[start Records to use]
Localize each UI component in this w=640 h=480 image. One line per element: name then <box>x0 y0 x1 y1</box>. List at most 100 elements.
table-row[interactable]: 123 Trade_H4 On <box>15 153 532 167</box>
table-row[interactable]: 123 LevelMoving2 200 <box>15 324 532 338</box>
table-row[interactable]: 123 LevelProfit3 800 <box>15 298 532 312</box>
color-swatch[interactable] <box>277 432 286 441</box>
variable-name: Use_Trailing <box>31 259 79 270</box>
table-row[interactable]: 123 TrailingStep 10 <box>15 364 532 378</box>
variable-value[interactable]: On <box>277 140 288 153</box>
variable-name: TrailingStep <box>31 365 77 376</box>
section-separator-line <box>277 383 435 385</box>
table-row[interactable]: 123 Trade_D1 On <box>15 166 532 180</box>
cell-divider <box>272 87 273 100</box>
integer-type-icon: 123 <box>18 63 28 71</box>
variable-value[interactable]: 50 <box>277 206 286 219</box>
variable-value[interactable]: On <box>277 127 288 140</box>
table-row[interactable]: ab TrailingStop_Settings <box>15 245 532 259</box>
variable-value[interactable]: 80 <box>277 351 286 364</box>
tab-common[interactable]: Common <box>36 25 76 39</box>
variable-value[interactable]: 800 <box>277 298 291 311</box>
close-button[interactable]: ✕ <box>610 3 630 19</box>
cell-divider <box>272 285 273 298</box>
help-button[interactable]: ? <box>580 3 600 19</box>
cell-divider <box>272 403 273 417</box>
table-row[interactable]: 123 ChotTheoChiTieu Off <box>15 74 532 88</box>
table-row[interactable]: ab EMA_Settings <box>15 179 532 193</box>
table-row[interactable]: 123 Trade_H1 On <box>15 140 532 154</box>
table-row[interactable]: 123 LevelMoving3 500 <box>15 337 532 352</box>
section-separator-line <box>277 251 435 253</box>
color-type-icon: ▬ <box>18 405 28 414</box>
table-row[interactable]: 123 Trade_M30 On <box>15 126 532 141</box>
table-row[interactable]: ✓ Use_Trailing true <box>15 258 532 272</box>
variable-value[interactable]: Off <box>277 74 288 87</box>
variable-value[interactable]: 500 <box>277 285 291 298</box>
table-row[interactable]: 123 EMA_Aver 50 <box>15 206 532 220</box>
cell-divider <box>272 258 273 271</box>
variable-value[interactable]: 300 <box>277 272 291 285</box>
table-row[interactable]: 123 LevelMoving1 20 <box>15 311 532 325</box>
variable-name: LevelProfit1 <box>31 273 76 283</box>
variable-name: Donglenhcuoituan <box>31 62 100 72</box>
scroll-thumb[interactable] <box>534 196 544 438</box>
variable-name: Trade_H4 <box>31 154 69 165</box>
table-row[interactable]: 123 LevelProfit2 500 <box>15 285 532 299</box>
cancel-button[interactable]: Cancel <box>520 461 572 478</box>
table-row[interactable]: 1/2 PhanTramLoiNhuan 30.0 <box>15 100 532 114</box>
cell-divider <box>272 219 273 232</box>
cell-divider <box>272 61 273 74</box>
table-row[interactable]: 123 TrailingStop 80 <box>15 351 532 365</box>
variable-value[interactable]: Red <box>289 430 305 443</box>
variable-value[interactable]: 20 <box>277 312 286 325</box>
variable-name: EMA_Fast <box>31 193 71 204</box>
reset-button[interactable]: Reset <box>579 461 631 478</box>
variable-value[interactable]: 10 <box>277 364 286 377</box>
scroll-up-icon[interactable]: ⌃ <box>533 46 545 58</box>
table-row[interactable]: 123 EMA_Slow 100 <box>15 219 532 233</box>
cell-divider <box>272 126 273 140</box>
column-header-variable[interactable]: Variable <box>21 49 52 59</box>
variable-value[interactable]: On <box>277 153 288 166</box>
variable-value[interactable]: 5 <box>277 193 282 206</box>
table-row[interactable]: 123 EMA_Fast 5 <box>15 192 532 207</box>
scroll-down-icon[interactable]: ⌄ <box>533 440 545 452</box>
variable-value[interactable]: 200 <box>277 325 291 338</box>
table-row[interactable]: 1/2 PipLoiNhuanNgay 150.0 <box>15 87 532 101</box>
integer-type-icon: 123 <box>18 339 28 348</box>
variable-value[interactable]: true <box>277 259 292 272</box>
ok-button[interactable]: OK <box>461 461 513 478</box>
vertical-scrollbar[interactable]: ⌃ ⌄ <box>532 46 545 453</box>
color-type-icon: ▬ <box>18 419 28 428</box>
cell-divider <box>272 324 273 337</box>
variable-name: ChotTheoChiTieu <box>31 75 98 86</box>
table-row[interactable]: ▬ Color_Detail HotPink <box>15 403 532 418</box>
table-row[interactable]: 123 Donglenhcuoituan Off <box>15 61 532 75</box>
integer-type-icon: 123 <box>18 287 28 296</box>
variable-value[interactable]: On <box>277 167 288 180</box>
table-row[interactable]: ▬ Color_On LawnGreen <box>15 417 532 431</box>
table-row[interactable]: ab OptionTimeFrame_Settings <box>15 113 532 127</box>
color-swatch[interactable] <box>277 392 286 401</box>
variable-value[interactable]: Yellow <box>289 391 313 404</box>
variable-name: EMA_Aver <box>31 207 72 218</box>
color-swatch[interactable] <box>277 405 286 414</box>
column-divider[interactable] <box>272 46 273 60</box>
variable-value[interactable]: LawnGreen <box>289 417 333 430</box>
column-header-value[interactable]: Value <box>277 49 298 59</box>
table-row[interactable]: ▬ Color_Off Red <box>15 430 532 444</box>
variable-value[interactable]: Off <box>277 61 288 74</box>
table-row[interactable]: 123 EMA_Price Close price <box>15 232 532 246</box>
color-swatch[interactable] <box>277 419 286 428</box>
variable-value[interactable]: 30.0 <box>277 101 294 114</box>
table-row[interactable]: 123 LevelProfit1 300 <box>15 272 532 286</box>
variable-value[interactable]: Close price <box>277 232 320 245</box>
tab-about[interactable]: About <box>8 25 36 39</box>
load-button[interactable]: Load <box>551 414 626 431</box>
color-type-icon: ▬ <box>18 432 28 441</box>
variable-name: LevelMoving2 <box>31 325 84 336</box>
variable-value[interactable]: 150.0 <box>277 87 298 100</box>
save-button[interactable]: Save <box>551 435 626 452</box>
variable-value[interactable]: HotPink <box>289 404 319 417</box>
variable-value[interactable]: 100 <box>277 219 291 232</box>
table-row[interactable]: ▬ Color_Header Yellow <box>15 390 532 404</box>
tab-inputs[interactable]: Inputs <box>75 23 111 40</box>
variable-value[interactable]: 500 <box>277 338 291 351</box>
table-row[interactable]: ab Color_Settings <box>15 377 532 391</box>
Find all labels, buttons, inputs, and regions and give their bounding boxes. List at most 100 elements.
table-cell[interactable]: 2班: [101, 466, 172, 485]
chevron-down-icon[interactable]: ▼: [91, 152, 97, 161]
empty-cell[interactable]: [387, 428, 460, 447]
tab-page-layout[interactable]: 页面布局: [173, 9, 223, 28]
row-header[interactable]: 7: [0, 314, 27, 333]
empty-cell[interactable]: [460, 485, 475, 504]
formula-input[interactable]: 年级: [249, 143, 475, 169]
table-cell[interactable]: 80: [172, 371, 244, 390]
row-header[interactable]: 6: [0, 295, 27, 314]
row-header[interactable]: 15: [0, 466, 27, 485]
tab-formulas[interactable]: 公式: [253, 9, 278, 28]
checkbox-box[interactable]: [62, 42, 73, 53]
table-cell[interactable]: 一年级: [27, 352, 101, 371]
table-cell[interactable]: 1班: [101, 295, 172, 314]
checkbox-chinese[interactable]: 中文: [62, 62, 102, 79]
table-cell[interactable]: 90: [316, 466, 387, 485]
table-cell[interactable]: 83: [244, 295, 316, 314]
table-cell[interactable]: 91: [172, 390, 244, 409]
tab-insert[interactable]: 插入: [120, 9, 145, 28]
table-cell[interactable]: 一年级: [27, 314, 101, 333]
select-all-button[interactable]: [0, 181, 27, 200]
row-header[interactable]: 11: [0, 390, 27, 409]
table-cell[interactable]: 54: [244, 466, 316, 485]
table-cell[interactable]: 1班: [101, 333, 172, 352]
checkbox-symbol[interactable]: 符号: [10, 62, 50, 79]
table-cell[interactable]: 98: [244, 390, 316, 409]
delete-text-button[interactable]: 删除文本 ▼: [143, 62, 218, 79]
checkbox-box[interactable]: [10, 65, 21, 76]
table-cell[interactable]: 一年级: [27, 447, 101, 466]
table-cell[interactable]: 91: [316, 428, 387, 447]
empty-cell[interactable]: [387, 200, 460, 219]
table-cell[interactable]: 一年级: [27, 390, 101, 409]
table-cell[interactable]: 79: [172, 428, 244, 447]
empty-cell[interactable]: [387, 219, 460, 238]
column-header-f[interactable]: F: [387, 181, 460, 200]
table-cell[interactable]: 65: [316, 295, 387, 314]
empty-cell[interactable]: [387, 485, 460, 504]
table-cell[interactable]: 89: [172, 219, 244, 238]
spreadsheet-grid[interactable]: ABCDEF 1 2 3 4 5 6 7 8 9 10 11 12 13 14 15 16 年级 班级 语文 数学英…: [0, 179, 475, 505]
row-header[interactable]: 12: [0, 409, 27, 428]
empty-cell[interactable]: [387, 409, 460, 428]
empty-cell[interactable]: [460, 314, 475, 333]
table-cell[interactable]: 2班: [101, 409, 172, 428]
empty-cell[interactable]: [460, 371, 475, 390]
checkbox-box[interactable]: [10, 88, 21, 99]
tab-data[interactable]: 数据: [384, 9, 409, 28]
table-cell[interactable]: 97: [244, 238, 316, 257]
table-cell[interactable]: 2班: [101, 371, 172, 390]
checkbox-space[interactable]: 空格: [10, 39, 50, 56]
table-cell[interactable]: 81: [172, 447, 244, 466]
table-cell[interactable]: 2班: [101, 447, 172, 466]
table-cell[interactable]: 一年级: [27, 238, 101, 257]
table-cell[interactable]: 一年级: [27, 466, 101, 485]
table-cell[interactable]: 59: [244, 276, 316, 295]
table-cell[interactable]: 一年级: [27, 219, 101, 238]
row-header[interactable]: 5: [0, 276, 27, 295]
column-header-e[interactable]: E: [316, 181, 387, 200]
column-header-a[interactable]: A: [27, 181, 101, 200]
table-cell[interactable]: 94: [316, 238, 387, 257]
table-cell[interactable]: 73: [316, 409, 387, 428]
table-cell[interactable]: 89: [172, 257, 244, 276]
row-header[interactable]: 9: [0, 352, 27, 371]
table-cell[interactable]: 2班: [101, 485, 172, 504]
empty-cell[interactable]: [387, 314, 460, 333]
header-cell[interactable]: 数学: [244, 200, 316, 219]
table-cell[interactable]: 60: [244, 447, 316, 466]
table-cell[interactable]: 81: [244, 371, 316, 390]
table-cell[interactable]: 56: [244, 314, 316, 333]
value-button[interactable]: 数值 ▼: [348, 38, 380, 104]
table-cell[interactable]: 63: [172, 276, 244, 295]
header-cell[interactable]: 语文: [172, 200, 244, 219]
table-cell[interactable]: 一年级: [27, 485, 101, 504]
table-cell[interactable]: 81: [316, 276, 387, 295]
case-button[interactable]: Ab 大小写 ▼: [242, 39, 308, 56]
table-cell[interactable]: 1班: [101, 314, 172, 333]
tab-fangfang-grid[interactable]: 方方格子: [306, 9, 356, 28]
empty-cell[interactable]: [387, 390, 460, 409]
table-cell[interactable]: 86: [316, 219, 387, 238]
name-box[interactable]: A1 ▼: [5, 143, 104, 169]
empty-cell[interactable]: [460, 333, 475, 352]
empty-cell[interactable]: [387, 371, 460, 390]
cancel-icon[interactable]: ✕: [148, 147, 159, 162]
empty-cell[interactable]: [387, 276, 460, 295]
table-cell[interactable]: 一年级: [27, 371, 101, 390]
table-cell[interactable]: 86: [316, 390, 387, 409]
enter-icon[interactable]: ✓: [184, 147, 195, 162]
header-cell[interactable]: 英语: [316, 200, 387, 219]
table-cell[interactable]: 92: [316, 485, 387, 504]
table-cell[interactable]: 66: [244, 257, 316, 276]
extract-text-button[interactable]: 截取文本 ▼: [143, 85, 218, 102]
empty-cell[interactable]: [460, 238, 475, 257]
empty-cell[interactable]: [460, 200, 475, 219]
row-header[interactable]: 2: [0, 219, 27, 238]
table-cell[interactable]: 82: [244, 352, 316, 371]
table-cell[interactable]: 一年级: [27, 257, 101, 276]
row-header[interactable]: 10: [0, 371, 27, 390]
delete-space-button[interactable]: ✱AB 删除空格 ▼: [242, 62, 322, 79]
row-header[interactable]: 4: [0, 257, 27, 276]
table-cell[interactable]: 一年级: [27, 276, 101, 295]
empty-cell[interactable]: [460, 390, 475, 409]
[end Records to use]
Rewrite everything from the start of the material down through the line containing "variable-name: Use_Trailing <box>31", replacing "table-row" with "grid-row" and changing nothing else.

#### Full solution:
Localize each UI component in this w=640 h=480 image. One line per element: name then <box>x0 y0 x1 y1</box>. List at most 100 elements.
grid-row[interactable]: 123 Trade_H4 On <box>15 153 532 167</box>
grid-row[interactable]: 123 LevelMoving2 200 <box>15 324 532 338</box>
grid-row[interactable]: 123 LevelProfit3 800 <box>15 298 532 312</box>
color-swatch[interactable] <box>277 432 286 441</box>
variable-name: Use_Trailing <box>31 259 79 270</box>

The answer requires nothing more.